- DIRECTIONS FOR THIS TASK:
Copy out the listing that follows exactly, dropping every picture.

(Items from a data source)

○ ○ ○ ○

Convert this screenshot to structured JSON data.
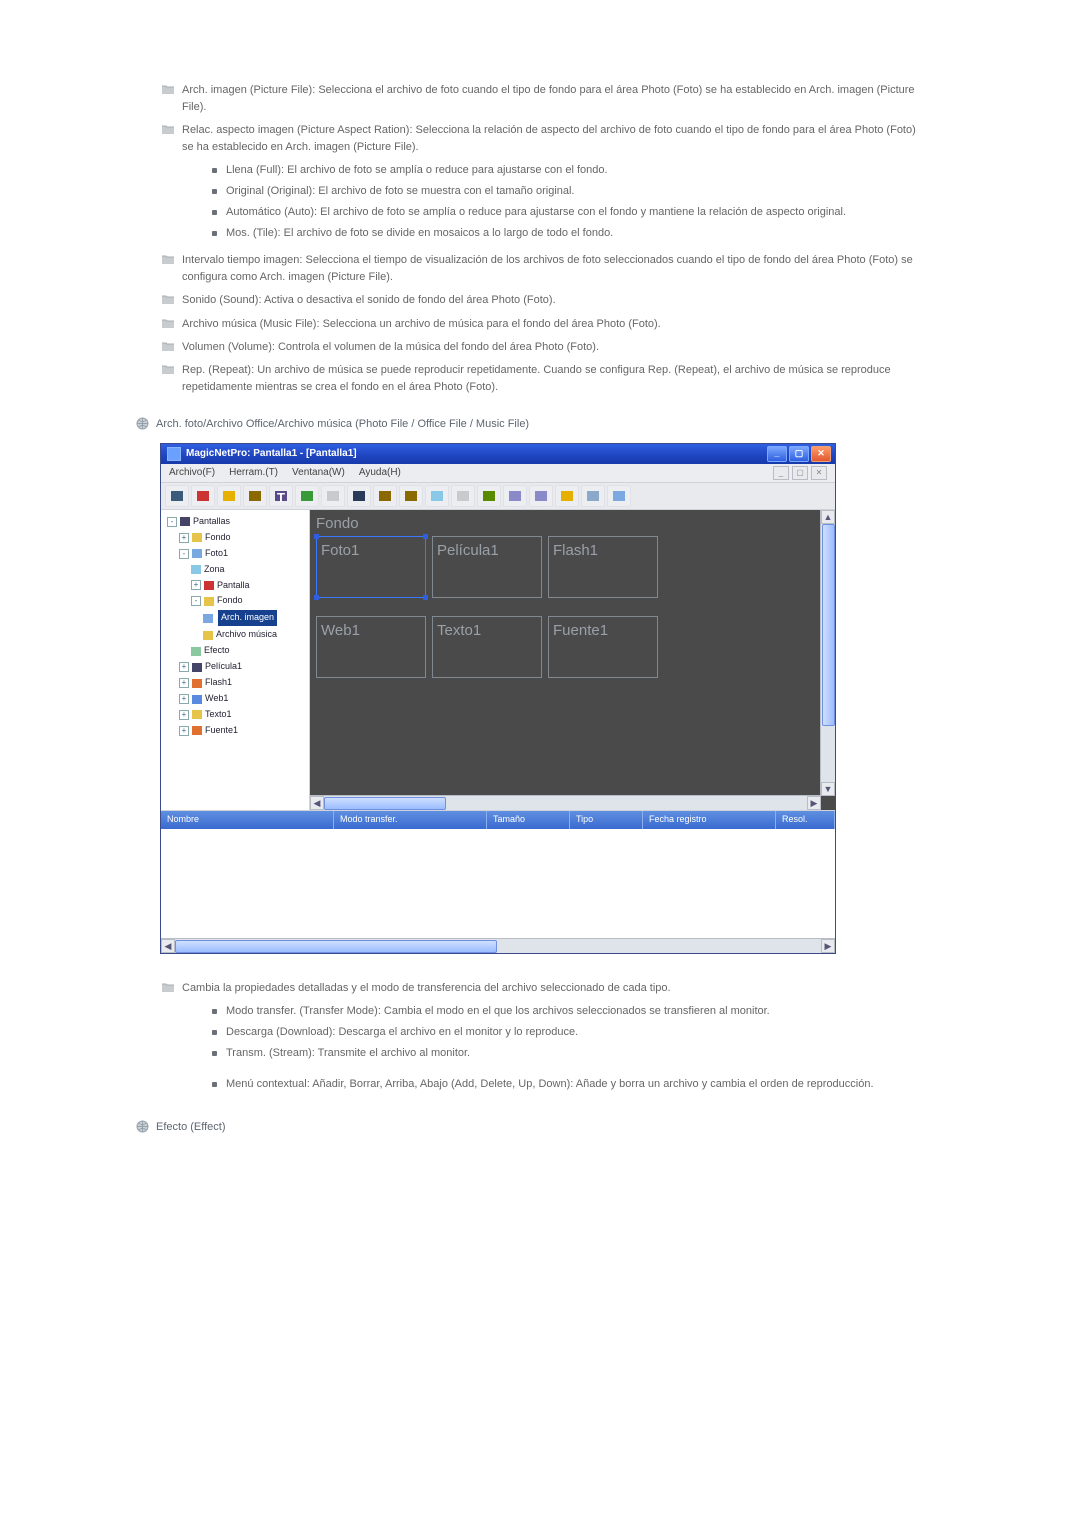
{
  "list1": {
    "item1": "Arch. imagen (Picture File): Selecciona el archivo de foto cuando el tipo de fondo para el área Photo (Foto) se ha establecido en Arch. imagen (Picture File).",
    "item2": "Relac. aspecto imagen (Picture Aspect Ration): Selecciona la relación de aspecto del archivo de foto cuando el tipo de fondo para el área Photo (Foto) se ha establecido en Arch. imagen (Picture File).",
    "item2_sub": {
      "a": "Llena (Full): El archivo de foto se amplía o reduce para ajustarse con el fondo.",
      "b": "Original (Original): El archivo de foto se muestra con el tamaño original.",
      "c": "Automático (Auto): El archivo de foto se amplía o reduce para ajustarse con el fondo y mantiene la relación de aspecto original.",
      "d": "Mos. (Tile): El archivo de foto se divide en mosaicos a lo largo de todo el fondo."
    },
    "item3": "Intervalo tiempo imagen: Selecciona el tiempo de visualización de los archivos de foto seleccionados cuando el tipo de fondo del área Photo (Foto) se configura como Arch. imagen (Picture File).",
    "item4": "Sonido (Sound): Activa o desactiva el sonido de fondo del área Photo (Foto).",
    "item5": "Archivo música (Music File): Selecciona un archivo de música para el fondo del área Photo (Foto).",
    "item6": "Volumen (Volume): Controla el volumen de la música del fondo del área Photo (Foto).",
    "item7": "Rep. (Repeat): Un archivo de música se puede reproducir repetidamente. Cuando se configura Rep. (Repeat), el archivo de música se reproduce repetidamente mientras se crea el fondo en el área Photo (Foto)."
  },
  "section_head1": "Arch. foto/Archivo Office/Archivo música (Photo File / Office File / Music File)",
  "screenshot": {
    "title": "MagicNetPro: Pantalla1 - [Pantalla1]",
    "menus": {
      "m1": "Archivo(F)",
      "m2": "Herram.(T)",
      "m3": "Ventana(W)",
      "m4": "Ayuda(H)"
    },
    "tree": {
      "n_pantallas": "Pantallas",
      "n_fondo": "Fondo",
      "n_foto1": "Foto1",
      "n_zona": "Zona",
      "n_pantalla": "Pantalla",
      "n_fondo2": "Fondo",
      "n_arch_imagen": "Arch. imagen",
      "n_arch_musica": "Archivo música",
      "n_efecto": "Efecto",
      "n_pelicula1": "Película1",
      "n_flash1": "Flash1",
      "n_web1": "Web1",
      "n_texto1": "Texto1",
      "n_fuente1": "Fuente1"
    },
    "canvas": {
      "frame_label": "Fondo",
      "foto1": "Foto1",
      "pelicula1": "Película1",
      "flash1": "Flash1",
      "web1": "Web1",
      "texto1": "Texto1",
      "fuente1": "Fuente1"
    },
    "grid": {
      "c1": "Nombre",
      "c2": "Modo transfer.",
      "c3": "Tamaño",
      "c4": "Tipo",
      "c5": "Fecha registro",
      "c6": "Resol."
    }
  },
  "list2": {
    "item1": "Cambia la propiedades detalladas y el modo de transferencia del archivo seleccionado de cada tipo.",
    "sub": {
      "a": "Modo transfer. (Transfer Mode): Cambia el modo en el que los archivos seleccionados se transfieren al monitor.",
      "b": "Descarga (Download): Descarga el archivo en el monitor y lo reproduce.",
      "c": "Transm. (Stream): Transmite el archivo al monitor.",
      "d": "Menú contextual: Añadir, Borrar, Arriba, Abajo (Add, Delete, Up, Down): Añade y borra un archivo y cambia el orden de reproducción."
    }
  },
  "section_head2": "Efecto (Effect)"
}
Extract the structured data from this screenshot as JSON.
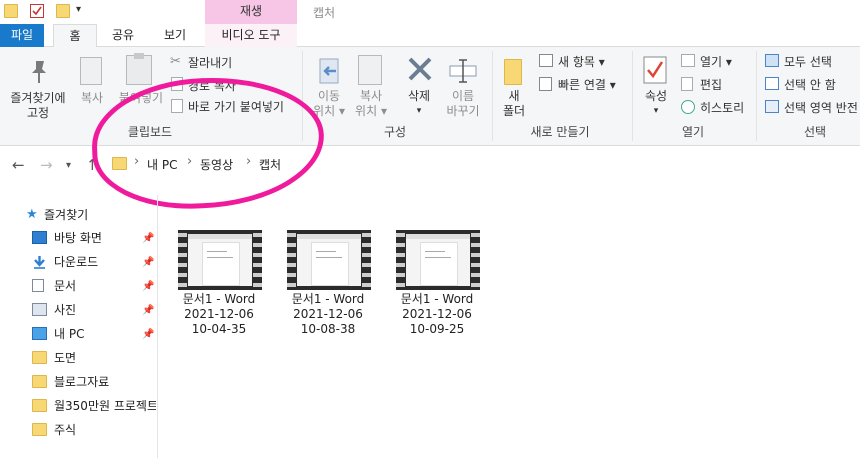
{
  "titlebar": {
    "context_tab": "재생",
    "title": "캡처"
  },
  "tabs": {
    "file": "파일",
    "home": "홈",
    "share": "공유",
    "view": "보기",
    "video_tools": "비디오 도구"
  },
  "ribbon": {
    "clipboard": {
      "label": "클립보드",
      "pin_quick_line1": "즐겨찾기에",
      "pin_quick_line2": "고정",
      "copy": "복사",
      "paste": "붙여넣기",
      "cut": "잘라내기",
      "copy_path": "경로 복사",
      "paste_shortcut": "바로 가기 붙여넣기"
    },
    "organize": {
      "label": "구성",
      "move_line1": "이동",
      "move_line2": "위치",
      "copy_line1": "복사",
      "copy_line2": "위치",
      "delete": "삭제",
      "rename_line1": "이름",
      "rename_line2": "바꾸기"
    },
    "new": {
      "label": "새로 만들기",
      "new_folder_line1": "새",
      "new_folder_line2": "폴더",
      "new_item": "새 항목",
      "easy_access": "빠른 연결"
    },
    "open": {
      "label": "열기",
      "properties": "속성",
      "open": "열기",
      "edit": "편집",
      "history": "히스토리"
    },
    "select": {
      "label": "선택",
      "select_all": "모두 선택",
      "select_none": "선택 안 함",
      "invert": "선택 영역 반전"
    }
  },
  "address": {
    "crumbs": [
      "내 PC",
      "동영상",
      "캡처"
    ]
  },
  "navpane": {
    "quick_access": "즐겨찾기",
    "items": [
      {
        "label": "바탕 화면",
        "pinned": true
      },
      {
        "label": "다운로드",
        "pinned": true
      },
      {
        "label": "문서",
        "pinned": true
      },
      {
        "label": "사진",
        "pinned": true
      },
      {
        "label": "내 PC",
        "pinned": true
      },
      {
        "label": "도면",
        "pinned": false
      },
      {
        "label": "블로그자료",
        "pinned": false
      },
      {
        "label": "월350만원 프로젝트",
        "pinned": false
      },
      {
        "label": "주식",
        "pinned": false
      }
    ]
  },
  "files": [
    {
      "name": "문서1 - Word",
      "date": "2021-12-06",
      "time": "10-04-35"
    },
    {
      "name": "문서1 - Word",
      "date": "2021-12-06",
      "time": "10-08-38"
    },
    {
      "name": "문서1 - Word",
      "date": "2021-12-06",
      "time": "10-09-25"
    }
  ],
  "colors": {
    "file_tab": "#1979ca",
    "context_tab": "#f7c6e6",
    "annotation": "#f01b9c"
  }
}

○ ○ ○ ○

- SOLUTION:
Convert this screenshot to structured JSON data.
{
  "list1": {
    "item1": "Arch. imagen (Picture File): Selecciona el archivo de foto cuando el tipo de fondo para el área Photo (Foto) se ha establecido en Arch. imagen (Picture File).",
    "item2": "Relac. aspecto imagen (Picture Aspect Ration): Selecciona la relación de aspecto del archivo de foto cuando el tipo de fondo para el área Photo (Foto) se ha establecido en Arch. imagen (Picture File).",
    "item2_sub": {
      "a": "Llena (Full): El archivo de foto se amplía o reduce para ajustarse con el fondo.",
      "b": "Original (Original): El archivo de foto se muestra con el tamaño original.",
      "c": "Automático (Auto): El archivo de foto se amplía o reduce para ajustarse con el fondo y mantiene la relación de aspecto original.",
      "d": "Mos. (Tile): El archivo de foto se divide en mosaicos a lo largo de todo el fondo."
    },
    "item3": "Intervalo tiempo imagen: Selecciona el tiempo de visualización de los archivos de foto seleccionados cuando el tipo de fondo del área Photo (Foto) se configura como Arch. imagen (Picture File).",
    "item4": "Sonido (Sound): Activa o desactiva el sonido de fondo del área Photo (Foto).",
    "item5": "Archivo música (Music File): Selecciona un archivo de música para el fondo del área Photo (Foto).",
    "item6": "Volumen (Volume): Controla el volumen de la música del fondo del área Photo (Foto).",
    "item7": "Rep. (Repeat): Un archivo de música se puede reproducir repetidamente. Cuando se configura Rep. (Repeat), el archivo de música se reproduce repetidamente mientras se crea el fondo en el área Photo (Foto)."
  },
  "section_head1": "Arch. foto/Archivo Office/Archivo música (Photo File / Office File / Music File)",
  "screenshot": {
    "title": "MagicNetPro: Pantalla1 - [Pantalla1]",
    "menus": {
      "m1": "Archivo(F)",
      "m2": "Herram.(T)",
      "m3": "Ventana(W)",
      "m4": "Ayuda(H)"
    },
    "tree": {
      "n_pantallas": "Pantallas",
      "n_fondo": "Fondo",
      "n_foto1": "Foto1",
      "n_zona": "Zona",
      "n_pantalla": "Pantalla",
      "n_fondo2": "Fondo",
      "n_arch_imagen": "Arch. imagen",
      "n_arch_musica": "Archivo música",
      "n_efecto": "Efecto",
      "n_pelicula1": "Película1",
      "n_flash1": "Flash1",
      "n_web1": "Web1",
      "n_texto1": "Texto1",
      "n_fuente1": "Fuente1"
    },
    "canvas": {
      "frame_label": "Fondo",
      "foto1": "Foto1",
      "pelicula1": "Película1",
      "flash1": "Flash1",
      "web1": "Web1",
      "texto1": "Texto1",
      "fuente1": "Fuente1"
    },
    "grid": {
      "c1": "Nombre",
      "c2": "Modo transfer.",
      "c3": "Tamaño",
      "c4": "Tipo",
      "c5": "Fecha registro",
      "c6": "Resol."
    }
  },
  "list2": {
    "item1": "Cambia la propiedades detalladas y el modo de transferencia del archivo seleccionado de cada tipo.",
    "sub": {
      "a": "Modo transfer. (Transfer Mode): Cambia el modo en el que los archivos seleccionados se transfieren al monitor.",
      "b": "Descarga (Download): Descarga el archivo en el monitor y lo reproduce.",
      "c": "Transm. (Stream): Transmite el archivo al monitor.",
      "d": "Menú contextual: Añadir, Borrar, Arriba, Abajo (Add, Delete, Up, Down): Añade y borra un archivo y cambia el orden de reproducción."
    }
  },
  "section_head2": "Efecto (Effect)"
}
Extract the structured data from this screenshot as JSON.
{
  "titlebar": {
    "context_tab": "재생",
    "title": "캡처"
  },
  "tabs": {
    "file": "파일",
    "home": "홈",
    "share": "공유",
    "view": "보기",
    "video_tools": "비디오 도구"
  },
  "ribbon": {
    "clipboard": {
      "label": "클립보드",
      "pin_quick_line1": "즐겨찾기에",
      "pin_quick_line2": "고정",
      "copy": "복사",
      "paste": "붙여넣기",
      "cut": "잘라내기",
      "copy_path": "경로 복사",
      "paste_shortcut": "바로 가기 붙여넣기"
    },
    "organize": {
      "label": "구성",
      "move_line1": "이동",
      "move_line2": "위치",
      "copy_line1": "복사",
      "copy_line2": "위치",
      "delete": "삭제",
      "rename_line1": "이름",
      "rename_line2": "바꾸기"
    },
    "new": {
      "label": "새로 만들기",
      "new_folder_line1": "새",
      "new_folder_line2": "폴더",
      "new_item": "새 항목",
      "easy_access": "빠른 연결"
    },
    "open": {
      "label": "열기",
      "properties": "속성",
      "open": "열기",
      "edit": "편집",
      "history": "히스토리"
    },
    "select": {
      "label": "선택",
      "select_all": "모두 선택",
      "select_none": "선택 안 함",
      "invert": "선택 영역 반전"
    }
  },
  "address": {
    "crumbs": [
      "내 PC",
      "동영상",
      "캡처"
    ]
  },
  "navpane": {
    "quick_access": "즐겨찾기",
    "items": [
      {
        "label": "바탕 화면",
        "pinned": true
      },
      {
        "label": "다운로드",
        "pinned": true
      },
      {
        "label": "문서",
        "pinned": true
      },
      {
        "label": "사진",
        "pinned": true
      },
      {
        "label": "내 PC",
        "pinned": true
      },
      {
        "label": "도면",
        "pinned": false
      },
      {
        "label": "블로그자료",
        "pinned": false
      },
      {
        "label": "월350만원 프로젝트",
        "pinned": false
      },
      {
        "label": "주식",
        "pinned": false
      }
    ]
  },
  "files": [
    {
      "name": "문서1 - Word",
      "date": "2021-12-06",
      "time": "10-04-35"
    },
    {
      "name": "문서1 - Word",
      "date": "2021-12-06",
      "time": "10-08-38"
    },
    {
      "name": "문서1 - Word",
      "date": "2021-12-06",
      "time": "10-09-25"
    }
  ],
  "colors": {
    "file_tab": "#1979ca",
    "context_tab": "#f7c6e6",
    "annotation": "#f01b9c"
  }
}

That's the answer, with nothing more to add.